#### [What you are asked to do]
Output all the data exactly. Pictures do not belong in the copy.

## start Given data

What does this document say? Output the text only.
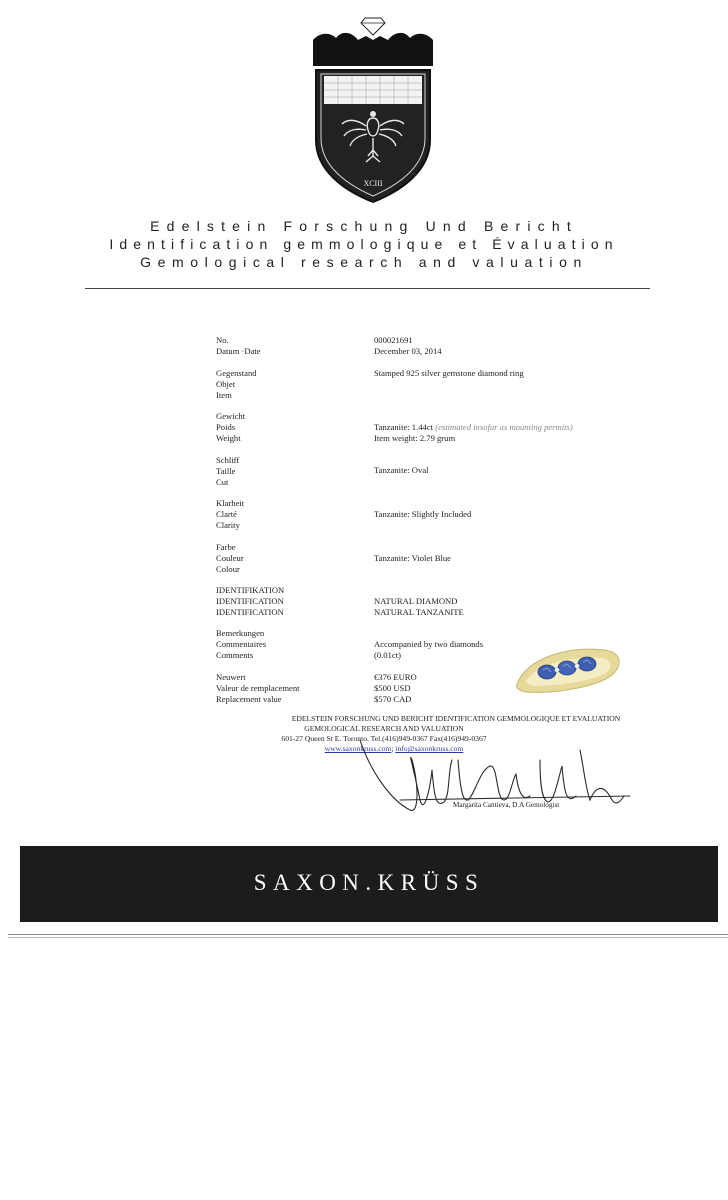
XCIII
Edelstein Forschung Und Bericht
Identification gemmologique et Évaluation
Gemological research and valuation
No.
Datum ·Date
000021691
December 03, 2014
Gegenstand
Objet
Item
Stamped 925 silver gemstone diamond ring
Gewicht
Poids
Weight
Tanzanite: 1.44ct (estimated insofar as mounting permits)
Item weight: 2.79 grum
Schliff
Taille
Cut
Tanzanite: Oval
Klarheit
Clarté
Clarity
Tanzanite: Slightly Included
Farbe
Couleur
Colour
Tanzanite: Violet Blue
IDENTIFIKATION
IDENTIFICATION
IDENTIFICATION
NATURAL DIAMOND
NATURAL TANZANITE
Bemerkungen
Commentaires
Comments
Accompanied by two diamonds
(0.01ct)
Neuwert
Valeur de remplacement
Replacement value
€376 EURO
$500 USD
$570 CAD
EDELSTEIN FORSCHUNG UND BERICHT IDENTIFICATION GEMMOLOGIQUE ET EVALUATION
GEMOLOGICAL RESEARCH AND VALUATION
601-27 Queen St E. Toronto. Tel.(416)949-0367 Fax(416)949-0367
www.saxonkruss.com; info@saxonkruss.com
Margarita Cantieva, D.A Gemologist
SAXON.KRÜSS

## end Given data

#### [Exercise solution]
What does this document say? Output the text only.
XCIII
Edelstein Forschung Und Bericht
Identification gemmologique et Évaluation
Gemological research and valuation
No.
Datum ·Date
000021691
December 03, 2014
Gegenstand
Objet
Item
Stamped 925 silver gemstone diamond ring
Gewicht
Poids
Weight
Tanzanite: 1.44ct (estimated insofar as mounting permits)
Item weight: 2.79 grum
Schliff
Taille
Cut
Tanzanite: Oval
Klarheit
Clarté
Clarity
Tanzanite: Slightly Included
Farbe
Couleur
Colour
Tanzanite: Violet Blue
IDENTIFIKATION
IDENTIFICATION
IDENTIFICATION
NATURAL DIAMOND
NATURAL TANZANITE
Bemerkungen
Commentaires
Comments
Accompanied by two diamonds
(0.01ct)
Neuwert
Valeur de remplacement
Replacement value
€376 EURO
$500 USD
$570 CAD
EDELSTEIN FORSCHUNG UND BERICHT IDENTIFICATION GEMMOLOGIQUE ET EVALUATION
GEMOLOGICAL RESEARCH AND VALUATION
601-27 Queen St E. Toronto. Tel.(416)949-0367 Fax(416)949-0367
www.saxonkruss.com; info@saxonkruss.com
Margarita Cantieva, D.A Gemologist
SAXON.KRÜSS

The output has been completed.